**Exercise requirements:**
Print the lines below verbatim, omitting the picture.

**Entries:**
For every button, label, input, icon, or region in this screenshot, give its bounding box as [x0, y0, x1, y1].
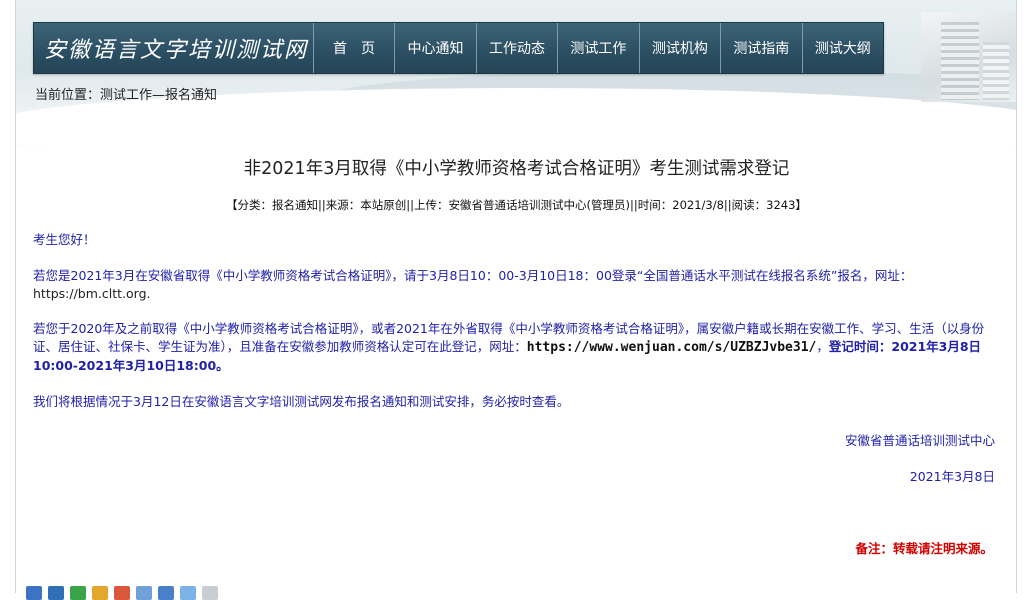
share-icon-weibo[interactable]: [114, 586, 130, 600]
site-logo[interactable]: 安徽语言文字培训测试网: [34, 23, 314, 73]
main-navbar: 安徽语言文字培训测试网 首 页 中心通知 工作动态 测试工作 测试机构 测试指南…: [33, 22, 884, 74]
share-icon-kaixin[interactable]: [158, 586, 174, 600]
share-icon-renren[interactable]: [136, 586, 152, 600]
nav-home[interactable]: 首 页: [314, 23, 396, 73]
registration-url[interactable]: https://bm.cltt.org.: [33, 286, 151, 301]
building-tower: [941, 22, 979, 100]
wenjuan-url[interactable]: https://www.wenjuan.com/s/UZBZJvbe31/: [527, 340, 817, 355]
nav-testing-guide[interactable]: 测试指南: [721, 23, 803, 73]
article-title: 非2021年3月取得《中小学教师资格考试合格证明》考生测试需求登记: [243, 159, 790, 179]
share-icon-douban[interactable]: [180, 586, 196, 600]
nav-testing-syllabus[interactable]: 测试大纲: [803, 23, 883, 73]
share-icon-wechat[interactable]: [70, 586, 86, 600]
building-decoration: [921, 12, 1016, 102]
paragraph-registration-text: 若您是2021年3月在安徽省取得《中小学教师资格考试合格证明》，请于3月8日10…: [33, 268, 913, 283]
reprint-note: 备注：转载请注明来源。: [855, 541, 993, 556]
signature-date: 2021年3月8日: [909, 469, 995, 484]
paragraph-other-registration: 若您于2020年及之前取得《中小学教师资格考试合格证明》，或者2021年在外省取…: [33, 320, 993, 375]
share-icon-bookmark[interactable]: [26, 586, 42, 600]
breadcrumb: 当前位置：测试工作—报名通知: [35, 88, 218, 103]
share-icon-qzone[interactable]: [92, 586, 108, 600]
nav-work-news[interactable]: 工作动态: [477, 23, 559, 73]
share-icon-qq[interactable]: [48, 586, 64, 600]
building-annex: [983, 42, 1009, 100]
greeting: 考生您好！: [33, 232, 96, 247]
comma: ，: [816, 339, 829, 354]
article-meta: 【分类：报名通知||来源：本站原创||上传：安徽省普通话培训测试中心(管理员)|…: [226, 198, 807, 212]
signature-organization: 安徽省普通话培训测试中心: [844, 433, 995, 448]
nav-testing-work[interactable]: 测试工作: [558, 23, 640, 73]
nav-center-notice[interactable]: 中心通知: [395, 23, 477, 73]
paragraph-registration: 若您是2021年3月在安徽省取得《中小学教师资格考试合格证明》，请于3月8日10…: [33, 267, 993, 303]
share-bar: [26, 586, 218, 600]
nav-testing-agencies[interactable]: 测试机构: [640, 23, 722, 73]
paragraph-followup: 我们将根据情况于3月12日在安徽语言文字培训测试网发布报名通知和测试安排，务必按…: [33, 394, 570, 409]
share-icon-more[interactable]: [202, 586, 218, 600]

**Expected answer:**
For every button, label, input, icon, or region in this screenshot, give its bounding box as [x0, y0, x1, y1].
share-icon-weibo[interactable]: [114, 586, 130, 600]
site-logo[interactable]: 安徽语言文字培训测试网: [34, 23, 314, 73]
main-navbar: 安徽语言文字培训测试网 首 页 中心通知 工作动态 测试工作 测试机构 测试指南…: [33, 22, 884, 74]
share-icon-kaixin[interactable]: [158, 586, 174, 600]
share-icon-renren[interactable]: [136, 586, 152, 600]
nav-home[interactable]: 首 页: [314, 23, 396, 73]
registration-url[interactable]: https://bm.cltt.org.: [33, 286, 151, 301]
building-tower: [941, 22, 979, 100]
wenjuan-url[interactable]: https://www.wenjuan.com/s/UZBZJvbe31/: [527, 340, 817, 355]
nav-testing-guide[interactable]: 测试指南: [721, 23, 803, 73]
article-title: 非2021年3月取得《中小学教师资格考试合格证明》考生测试需求登记: [243, 159, 790, 179]
share-icon-douban[interactable]: [180, 586, 196, 600]
nav-testing-syllabus[interactable]: 测试大纲: [803, 23, 883, 73]
share-icon-wechat[interactable]: [70, 586, 86, 600]
building-decoration: [921, 12, 1016, 102]
paragraph-registration-text: 若您是2021年3月在安徽省取得《中小学教师资格考试合格证明》，请于3月8日10…: [33, 268, 913, 283]
reprint-note: 备注：转载请注明来源。: [855, 541, 993, 556]
signature-date: 2021年3月8日: [909, 469, 995, 484]
paragraph-other-registration: 若您于2020年及之前取得《中小学教师资格考试合格证明》，或者2021年在外省取…: [33, 320, 993, 375]
share-icon-bookmark[interactable]: [26, 586, 42, 600]
breadcrumb: 当前位置：测试工作—报名通知: [35, 88, 218, 103]
share-icon-qzone[interactable]: [92, 586, 108, 600]
nav-work-news[interactable]: 工作动态: [477, 23, 559, 73]
share-icon-qq[interactable]: [48, 586, 64, 600]
building-annex: [983, 42, 1009, 100]
greeting: 考生您好！: [33, 232, 96, 247]
comma: ，: [816, 339, 829, 354]
article-meta: 【分类：报名通知||来源：本站原创||上传：安徽省普通话培训测试中心(管理员)|…: [226, 198, 807, 212]
signature-organization: 安徽省普通话培训测试中心: [844, 433, 995, 448]
nav-testing-work[interactable]: 测试工作: [558, 23, 640, 73]
nav-center-notice[interactable]: 中心通知: [395, 23, 477, 73]
paragraph-registration: 若您是2021年3月在安徽省取得《中小学教师资格考试合格证明》，请于3月8日10…: [33, 267, 993, 303]
share-bar: [26, 586, 218, 600]
nav-testing-agencies[interactable]: 测试机构: [640, 23, 722, 73]
paragraph-followup: 我们将根据情况于3月12日在安徽语言文字培训测试网发布报名通知和测试安排，务必按…: [33, 394, 570, 409]
share-icon-more[interactable]: [202, 586, 218, 600]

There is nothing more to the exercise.